WORK TO COMPLETE -
Will you print the material below without altering a single character?

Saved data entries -

↓↓↓

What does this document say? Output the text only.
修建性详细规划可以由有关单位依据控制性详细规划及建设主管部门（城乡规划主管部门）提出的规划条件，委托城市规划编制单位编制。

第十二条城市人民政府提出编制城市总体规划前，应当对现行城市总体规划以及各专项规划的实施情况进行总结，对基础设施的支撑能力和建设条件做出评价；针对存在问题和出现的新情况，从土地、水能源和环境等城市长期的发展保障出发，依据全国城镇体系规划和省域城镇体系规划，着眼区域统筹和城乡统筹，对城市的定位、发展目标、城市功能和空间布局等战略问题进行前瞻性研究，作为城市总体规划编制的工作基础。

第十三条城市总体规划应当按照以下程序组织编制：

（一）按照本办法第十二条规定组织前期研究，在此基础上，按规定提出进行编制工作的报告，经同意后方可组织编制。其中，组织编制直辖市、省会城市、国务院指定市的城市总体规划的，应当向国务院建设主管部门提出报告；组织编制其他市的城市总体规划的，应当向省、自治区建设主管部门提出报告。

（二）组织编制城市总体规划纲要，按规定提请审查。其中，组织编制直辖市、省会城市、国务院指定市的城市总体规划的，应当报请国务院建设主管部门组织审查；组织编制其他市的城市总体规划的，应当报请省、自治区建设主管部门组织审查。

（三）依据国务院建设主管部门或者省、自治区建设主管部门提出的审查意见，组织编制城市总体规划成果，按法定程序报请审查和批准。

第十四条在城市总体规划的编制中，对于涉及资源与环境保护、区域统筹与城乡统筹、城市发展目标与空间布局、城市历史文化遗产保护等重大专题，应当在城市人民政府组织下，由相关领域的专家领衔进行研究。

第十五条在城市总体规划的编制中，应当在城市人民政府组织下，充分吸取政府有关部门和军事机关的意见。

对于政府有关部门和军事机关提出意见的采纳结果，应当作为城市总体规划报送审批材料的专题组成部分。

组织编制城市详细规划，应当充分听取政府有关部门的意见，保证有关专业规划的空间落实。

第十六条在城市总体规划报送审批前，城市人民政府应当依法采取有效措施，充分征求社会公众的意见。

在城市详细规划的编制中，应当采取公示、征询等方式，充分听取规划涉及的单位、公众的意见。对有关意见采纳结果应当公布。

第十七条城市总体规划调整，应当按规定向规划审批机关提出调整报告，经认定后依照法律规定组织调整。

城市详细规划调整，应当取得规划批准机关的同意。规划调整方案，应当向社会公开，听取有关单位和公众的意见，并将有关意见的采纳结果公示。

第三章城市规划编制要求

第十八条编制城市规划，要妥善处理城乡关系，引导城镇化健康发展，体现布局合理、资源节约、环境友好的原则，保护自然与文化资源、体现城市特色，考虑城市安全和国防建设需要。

↑↑↑

FULL SOLUTION -
What does this document say? Output the text only.
修建性详细规划可以由有关单位依据控制性详细规划及建设主管部门（城乡规划主管部门）提出的规划条件，委托城市规划编制单位编制。

第十二条城市人民政府提出编制城市总体规划前，应当对现行城市总体规划以及各专项规划的实施情况进行总结，对基础设施的支撑能力和建设条件做出评价；针对存在问题和出现的新情况，从土地、水能源和环境等城市长期的发展保障出发，依据全国城镇体系规划和省域城镇体系规划，着眼区域统筹和城乡统筹，对城市的定位、发展目标、城市功能和空间布局等战略问题进行前瞻性研究，作为城市总体规划编制的工作基础。

第十三条城市总体规划应当按照以下程序组织编制：

（一）按照本办法第十二条规定组织前期研究，在此基础上，按规定提出进行编制工作的报告，经同意后方可组织编制。其中，组织编制直辖市、省会城市、国务院指定市的城市总体规划的，应当向国务院建设主管部门提出报告；组织编制其他市的城市总体规划的，应当向省、自治区建设主管部门提出报告。

（二）组织编制城市总体规划纲要，按规定提请审查。其中，组织编制直辖市、省会城市、国务院指定市的城市总体规划的，应当报请国务院建设主管部门组织审查；组织编制其他市的城市总体规划的，应当报请省、自治区建设主管部门组织审查。

（三）依据国务院建设主管部门或者省、自治区建设主管部门提出的审查意见，组织编制城市总体规划成果，按法定程序报请审查和批准。

第十四条在城市总体规划的编制中，对于涉及资源与环境保护、区域统筹与城乡统筹、城市发展目标与空间布局、城市历史文化遗产保护等重大专题，应当在城市人民政府组织下，由相关领域的专家领衔进行研究。

第十五条在城市总体规划的编制中，应当在城市人民政府组织下，充分吸取政府有关部门和军事机关的意见。

对于政府有关部门和军事机关提出意见的采纳结果，应当作为城市总体规划报送审批材料的专题组成部分。

组织编制城市详细规划，应当充分听取政府有关部门的意见，保证有关专业规划的空间落实。

第十六条在城市总体规划报送审批前，城市人民政府应当依法采取有效措施，充分征求社会公众的意见。

在城市详细规划的编制中，应当采取公示、征询等方式，充分听取规划涉及的单位、公众的意见。对有关意见采纳结果应当公布。

第十七条城市总体规划调整，应当按规定向规划审批机关提出调整报告，经认定后依照法律规定组织调整。

城市详细规划调整，应当取得规划批准机关的同意。规划调整方案，应当向社会公开，听取有关单位和公众的意见，并将有关意见的采纳结果公示。

第三章城市规划编制要求

第十八条编制城市规划，要妥善处理城乡关系，引导城镇化健康发展，体现布局合理、资源节约、环境友好的原则，保护自然与文化资源、体现城市特色，考虑城市安全和国防建设需要。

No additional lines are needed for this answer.